Do this – Report all lines from the entries below in which "aleijado" appears.

The records –

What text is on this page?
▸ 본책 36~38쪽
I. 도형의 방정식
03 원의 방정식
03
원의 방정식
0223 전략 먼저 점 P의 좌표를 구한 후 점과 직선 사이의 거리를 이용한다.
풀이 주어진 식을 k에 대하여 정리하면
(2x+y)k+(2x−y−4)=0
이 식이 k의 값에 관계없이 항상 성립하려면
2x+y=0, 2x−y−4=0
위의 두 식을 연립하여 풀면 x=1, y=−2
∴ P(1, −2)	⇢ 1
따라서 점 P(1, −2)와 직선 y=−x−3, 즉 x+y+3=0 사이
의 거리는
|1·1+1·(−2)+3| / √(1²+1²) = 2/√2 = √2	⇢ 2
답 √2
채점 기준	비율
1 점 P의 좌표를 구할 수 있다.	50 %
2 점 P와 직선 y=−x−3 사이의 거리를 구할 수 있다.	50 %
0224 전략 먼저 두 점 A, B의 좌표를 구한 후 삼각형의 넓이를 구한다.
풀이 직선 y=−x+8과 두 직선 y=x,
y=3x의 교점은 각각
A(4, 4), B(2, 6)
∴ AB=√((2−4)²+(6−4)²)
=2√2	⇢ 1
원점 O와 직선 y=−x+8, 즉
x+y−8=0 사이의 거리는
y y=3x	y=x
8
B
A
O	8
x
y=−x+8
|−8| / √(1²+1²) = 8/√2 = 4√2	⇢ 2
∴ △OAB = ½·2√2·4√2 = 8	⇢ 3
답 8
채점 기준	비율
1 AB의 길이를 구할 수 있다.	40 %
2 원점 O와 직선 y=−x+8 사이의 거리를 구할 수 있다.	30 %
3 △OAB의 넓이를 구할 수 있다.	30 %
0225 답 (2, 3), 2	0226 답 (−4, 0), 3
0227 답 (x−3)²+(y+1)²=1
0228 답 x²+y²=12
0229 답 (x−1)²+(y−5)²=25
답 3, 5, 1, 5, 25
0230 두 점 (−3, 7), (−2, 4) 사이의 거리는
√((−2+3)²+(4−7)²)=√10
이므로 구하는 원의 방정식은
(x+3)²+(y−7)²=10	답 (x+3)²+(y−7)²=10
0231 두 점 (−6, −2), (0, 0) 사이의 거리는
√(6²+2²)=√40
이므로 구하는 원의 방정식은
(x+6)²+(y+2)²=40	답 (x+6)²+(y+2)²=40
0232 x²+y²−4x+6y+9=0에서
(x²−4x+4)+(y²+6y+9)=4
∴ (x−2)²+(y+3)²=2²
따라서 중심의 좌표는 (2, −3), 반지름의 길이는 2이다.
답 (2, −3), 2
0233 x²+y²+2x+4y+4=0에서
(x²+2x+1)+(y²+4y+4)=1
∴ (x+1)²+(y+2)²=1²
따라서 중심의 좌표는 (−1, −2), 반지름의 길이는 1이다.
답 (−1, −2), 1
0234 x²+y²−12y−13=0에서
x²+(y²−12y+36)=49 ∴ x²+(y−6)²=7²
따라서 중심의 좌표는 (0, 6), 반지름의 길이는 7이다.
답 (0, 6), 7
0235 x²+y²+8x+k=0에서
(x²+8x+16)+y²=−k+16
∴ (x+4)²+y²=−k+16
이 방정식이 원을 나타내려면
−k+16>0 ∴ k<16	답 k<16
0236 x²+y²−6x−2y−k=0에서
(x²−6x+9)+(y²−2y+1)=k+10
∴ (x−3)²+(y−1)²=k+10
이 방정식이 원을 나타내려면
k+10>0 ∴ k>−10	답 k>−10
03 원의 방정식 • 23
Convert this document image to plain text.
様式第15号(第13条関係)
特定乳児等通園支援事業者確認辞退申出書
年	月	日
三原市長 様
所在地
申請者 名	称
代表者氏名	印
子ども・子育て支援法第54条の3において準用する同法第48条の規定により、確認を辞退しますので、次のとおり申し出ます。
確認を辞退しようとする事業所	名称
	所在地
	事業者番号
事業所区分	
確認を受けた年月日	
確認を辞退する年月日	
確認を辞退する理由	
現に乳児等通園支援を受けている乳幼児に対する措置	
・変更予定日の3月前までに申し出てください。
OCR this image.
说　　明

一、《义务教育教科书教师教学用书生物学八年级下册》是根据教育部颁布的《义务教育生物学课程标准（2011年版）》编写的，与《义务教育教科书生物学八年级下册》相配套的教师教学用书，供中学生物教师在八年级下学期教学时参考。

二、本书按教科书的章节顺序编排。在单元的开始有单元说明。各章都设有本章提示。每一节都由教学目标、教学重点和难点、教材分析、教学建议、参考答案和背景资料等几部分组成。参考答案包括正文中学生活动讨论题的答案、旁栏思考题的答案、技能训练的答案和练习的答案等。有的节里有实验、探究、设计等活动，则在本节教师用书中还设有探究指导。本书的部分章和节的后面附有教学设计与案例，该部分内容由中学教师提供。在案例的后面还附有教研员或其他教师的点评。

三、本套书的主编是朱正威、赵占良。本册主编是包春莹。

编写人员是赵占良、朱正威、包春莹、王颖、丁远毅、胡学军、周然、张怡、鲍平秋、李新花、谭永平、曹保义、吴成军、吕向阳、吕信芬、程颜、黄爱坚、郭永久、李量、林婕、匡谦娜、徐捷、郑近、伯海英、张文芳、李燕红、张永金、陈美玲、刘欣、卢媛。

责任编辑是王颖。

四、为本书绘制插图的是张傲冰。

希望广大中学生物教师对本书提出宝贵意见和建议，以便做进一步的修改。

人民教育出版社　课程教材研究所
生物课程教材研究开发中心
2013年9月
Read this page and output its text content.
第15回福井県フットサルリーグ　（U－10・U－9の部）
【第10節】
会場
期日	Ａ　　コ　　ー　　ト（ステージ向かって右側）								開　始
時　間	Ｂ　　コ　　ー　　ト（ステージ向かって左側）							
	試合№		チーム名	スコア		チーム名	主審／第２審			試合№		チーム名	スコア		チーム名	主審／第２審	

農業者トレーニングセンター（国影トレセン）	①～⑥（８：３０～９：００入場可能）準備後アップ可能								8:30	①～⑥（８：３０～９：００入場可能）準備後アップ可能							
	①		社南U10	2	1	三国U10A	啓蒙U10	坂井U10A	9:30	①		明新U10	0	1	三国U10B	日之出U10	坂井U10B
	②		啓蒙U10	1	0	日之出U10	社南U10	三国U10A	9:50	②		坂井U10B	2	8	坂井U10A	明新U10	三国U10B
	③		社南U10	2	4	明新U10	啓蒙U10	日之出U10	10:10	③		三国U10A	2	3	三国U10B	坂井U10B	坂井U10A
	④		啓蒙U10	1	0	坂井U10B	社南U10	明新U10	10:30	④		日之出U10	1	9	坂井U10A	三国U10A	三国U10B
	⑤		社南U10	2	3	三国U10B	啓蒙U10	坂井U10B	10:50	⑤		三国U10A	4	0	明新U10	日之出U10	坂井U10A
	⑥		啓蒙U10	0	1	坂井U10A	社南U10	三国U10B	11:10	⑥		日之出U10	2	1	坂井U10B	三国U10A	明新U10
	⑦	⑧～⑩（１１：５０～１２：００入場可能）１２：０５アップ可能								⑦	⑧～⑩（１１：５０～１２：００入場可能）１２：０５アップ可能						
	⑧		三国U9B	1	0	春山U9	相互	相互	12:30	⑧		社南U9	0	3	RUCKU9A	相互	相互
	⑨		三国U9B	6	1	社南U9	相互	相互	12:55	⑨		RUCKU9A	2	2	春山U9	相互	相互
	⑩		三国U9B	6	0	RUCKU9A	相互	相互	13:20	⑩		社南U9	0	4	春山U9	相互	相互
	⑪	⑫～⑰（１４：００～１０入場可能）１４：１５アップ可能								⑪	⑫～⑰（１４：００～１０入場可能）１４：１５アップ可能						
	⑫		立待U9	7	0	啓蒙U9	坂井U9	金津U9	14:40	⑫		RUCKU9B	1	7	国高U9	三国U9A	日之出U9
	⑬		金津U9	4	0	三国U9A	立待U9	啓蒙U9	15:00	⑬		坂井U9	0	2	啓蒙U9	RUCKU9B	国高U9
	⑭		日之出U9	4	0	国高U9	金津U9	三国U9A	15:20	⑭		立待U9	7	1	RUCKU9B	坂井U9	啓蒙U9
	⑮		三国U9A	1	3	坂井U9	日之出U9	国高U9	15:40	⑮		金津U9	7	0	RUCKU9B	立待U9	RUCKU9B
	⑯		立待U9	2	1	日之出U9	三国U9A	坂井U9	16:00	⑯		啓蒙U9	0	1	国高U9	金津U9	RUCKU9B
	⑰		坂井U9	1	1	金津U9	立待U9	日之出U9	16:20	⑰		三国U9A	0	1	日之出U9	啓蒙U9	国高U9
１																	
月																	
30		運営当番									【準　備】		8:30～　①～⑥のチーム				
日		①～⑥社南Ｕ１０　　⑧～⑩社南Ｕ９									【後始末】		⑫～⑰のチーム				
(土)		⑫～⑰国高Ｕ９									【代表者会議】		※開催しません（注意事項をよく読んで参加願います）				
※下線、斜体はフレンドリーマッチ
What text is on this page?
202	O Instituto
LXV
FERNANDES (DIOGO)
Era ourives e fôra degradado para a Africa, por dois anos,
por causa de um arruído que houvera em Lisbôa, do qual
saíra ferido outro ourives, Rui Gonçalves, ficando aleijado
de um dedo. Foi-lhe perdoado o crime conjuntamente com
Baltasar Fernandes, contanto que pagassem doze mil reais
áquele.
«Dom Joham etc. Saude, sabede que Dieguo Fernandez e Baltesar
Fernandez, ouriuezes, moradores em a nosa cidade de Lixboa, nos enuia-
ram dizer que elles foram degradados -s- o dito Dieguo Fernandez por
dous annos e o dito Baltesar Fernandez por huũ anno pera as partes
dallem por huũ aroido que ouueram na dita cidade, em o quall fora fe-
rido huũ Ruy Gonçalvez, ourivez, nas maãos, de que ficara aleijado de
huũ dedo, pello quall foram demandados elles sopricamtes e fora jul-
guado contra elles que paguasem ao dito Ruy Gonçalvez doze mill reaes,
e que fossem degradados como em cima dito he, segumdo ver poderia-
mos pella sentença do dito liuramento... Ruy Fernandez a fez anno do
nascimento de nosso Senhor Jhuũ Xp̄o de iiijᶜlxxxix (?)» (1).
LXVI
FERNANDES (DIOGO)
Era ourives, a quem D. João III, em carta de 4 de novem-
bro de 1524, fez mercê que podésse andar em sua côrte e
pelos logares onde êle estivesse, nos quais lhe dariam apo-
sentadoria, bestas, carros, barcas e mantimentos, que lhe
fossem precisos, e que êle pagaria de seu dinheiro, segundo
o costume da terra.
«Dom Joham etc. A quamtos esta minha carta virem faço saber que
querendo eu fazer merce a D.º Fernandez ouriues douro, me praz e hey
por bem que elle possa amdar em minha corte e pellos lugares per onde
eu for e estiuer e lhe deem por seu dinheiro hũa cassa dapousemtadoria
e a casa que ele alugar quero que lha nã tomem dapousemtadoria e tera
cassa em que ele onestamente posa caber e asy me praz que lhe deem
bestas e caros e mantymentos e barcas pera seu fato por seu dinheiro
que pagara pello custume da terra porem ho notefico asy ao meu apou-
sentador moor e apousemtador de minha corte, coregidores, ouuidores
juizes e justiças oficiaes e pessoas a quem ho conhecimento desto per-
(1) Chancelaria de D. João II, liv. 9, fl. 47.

Final result –
saíra ferido outro ourives, Rui Gonçalves, ficando aleijado
rido huũ Ruy Gonçalvez, ourivez, nas maãos, de que ficara aleijado de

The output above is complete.